> _TASKS TO CARRY OUT_:
a - Output the passage of the catalog documentation between "Create an alias" and "more transform entries.", inclusive.
b - According to the catalog documentation, what happens when add_alias is called with an alias that already exists?
c - Write the next part of the catalog documentation, picking up after its final sentence.

Add a build to the catalog.

obj may be a Path to a zip archive, a Path to a build directory, or an xorq Expr. Returns the created CatalogEntry.

project_path is the directory containing the pyproject.toml used to build the wheel and requirements sidecars. If omitted, the packager walks upward from the current working directory to find one. Passing it explicitly is required when the caller’s cwd is not inside the project (e.g. Jupyter kernels started from /tmp). Ignored for zip inputs, which are already complete build archives.

add_alias

add_alias(name, alias, sync=True)

Create an alias pointing at entry name. Overwrites if the alias already exists.

assert_consistency

assert_consistency()

Verify that catalog.yaml, entries, metadata, and aliases are all in agreement.

bind

bind(source_entry, *transforms, con=None)

Bind a source entry through one or more transform entries.

clone_from

clone_from(
    url,
    repo_path=None,
    check_consistency=True,
    annex=None,
    git_config=None,
    **remote_kwargs,
)

Clone a catalog repo and optionally init git-annex.

> _DATA SUPPLIED_:
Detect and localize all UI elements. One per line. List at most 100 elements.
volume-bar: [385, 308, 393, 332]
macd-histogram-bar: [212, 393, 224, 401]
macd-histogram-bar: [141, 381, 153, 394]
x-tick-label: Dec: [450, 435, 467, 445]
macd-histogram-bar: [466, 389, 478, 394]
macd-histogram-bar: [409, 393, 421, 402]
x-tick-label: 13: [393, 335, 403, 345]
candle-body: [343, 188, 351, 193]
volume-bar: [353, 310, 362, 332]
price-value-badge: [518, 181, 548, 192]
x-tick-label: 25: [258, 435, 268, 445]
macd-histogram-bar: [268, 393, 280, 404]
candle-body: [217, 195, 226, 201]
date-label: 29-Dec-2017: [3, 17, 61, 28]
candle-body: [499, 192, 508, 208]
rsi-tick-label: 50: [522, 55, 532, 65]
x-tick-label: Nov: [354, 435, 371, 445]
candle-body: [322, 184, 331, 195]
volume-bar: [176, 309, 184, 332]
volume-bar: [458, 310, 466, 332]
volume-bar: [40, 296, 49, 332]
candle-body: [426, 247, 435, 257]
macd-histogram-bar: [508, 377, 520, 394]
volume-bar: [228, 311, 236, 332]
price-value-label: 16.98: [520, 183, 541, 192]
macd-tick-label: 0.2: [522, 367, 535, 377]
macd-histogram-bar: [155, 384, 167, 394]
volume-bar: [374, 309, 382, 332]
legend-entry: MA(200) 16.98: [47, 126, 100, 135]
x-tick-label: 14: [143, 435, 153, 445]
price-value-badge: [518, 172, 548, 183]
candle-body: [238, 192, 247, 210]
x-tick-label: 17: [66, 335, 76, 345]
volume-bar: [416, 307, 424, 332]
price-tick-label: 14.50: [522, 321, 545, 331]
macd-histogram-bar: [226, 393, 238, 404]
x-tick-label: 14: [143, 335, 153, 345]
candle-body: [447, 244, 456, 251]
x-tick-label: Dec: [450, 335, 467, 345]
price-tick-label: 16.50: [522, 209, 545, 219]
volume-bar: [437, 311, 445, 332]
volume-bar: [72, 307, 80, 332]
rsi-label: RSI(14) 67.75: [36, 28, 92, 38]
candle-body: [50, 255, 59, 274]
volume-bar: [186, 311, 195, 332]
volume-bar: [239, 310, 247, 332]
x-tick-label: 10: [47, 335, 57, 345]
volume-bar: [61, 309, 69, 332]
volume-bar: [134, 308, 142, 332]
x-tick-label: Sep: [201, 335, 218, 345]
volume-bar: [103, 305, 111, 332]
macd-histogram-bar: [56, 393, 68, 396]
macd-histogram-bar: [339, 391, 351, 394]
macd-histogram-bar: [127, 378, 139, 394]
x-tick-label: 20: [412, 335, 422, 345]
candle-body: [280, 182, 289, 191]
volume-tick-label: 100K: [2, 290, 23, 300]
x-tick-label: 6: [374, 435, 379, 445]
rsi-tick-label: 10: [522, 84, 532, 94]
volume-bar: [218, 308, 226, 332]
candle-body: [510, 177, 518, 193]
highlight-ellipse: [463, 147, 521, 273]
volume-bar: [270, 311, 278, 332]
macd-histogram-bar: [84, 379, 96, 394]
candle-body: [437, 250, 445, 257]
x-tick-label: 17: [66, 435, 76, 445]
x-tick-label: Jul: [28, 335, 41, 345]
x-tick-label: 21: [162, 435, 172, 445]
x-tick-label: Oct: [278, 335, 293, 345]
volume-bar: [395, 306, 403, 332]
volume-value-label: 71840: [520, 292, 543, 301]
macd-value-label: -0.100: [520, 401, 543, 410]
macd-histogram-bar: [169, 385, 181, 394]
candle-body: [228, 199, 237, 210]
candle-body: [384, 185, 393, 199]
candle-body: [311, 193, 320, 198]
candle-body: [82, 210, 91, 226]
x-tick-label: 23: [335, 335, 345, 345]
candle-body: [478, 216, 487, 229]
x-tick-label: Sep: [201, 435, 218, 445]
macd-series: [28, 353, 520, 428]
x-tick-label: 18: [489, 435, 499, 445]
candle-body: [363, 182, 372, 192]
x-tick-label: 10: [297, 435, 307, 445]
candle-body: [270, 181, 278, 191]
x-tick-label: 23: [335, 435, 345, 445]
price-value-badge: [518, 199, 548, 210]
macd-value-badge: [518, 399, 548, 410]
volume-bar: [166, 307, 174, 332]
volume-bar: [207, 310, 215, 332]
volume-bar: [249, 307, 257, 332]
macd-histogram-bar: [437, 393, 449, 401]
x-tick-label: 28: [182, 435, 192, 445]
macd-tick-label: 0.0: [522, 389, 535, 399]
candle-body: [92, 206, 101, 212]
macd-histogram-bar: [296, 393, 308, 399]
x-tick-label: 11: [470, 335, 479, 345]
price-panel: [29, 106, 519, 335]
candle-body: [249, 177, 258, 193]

> _ANSWERS TO THE EXERCISE_:
a -
Create an alias pointing at entry name. Overwrites if the alias already exists.

assert_consistency

assert_consistency()

Verify that catalog.yaml, entries, metadata, and aliases are all in agreement.

bind

bind(source_entry, *transforms, con=None)

Bind a source entry through one or more transform entries.

b - It overwrites the existing alias.

c -
annex controls the backend:

  • None (default) — auto-detect. If the cloned repo has a git-annex branch, git-annex is initialised and the remote is enabled when credentials are available (embedded, env vars, or remote_kwargs). Otherwise falls back to plain git.
  • False — force plain git, even if the repo has a git-annex branch.
  • Any AnnexConfig instance — git-annex is initialised and the remote is enabled if remote.log has a special remote configured.

Content is not fetched eagerly; it is retrieved on demand when entry.expr is accessed (via fetch_content). For S3 remotes without embedded credentials, the caller can supply credentials via remote_kwargs or environment variables (XORQ_CATALOG_S3_*).

Use git_config to set repo-local git config before annex init (e.g. {"annex.security.allowed-ip-addresses": "all"}).

contains

contains(name)

Return True if an entry with name exists in the catalog.

embed_readonly

embed_readonly(readonly_config)

Embed read-only credentials into the git-annex branch.

Verifies that readonly_config cannot write to the bucket, then sets embedcreds=yes and writes the config to remote.log.

Raises ValueError if the credentials have write access.

fetch

fetch()

Fetch from the configured git remote (no-op if no remote is configured).

fetch_entries

fetch_entries(*entries)

Fetch annex content for the given entries in a single operation.

Each element can be a CatalogEntry or a string (entry name). No-op for plain-git backends.

get_catalog_entry

get_catalog_entry(name, maybe_alias=False)

Look up a CatalogEntry by name. Raises if not found.

get_zip

get_zip(name, dir_path=None)

Export an entry’s archive to dir_path (default: cwd). Returns the output path.

list

list()

Return the list of entry names in the catalog.

list_aliases

list_aliases()

Return the list of alias names in the catalog.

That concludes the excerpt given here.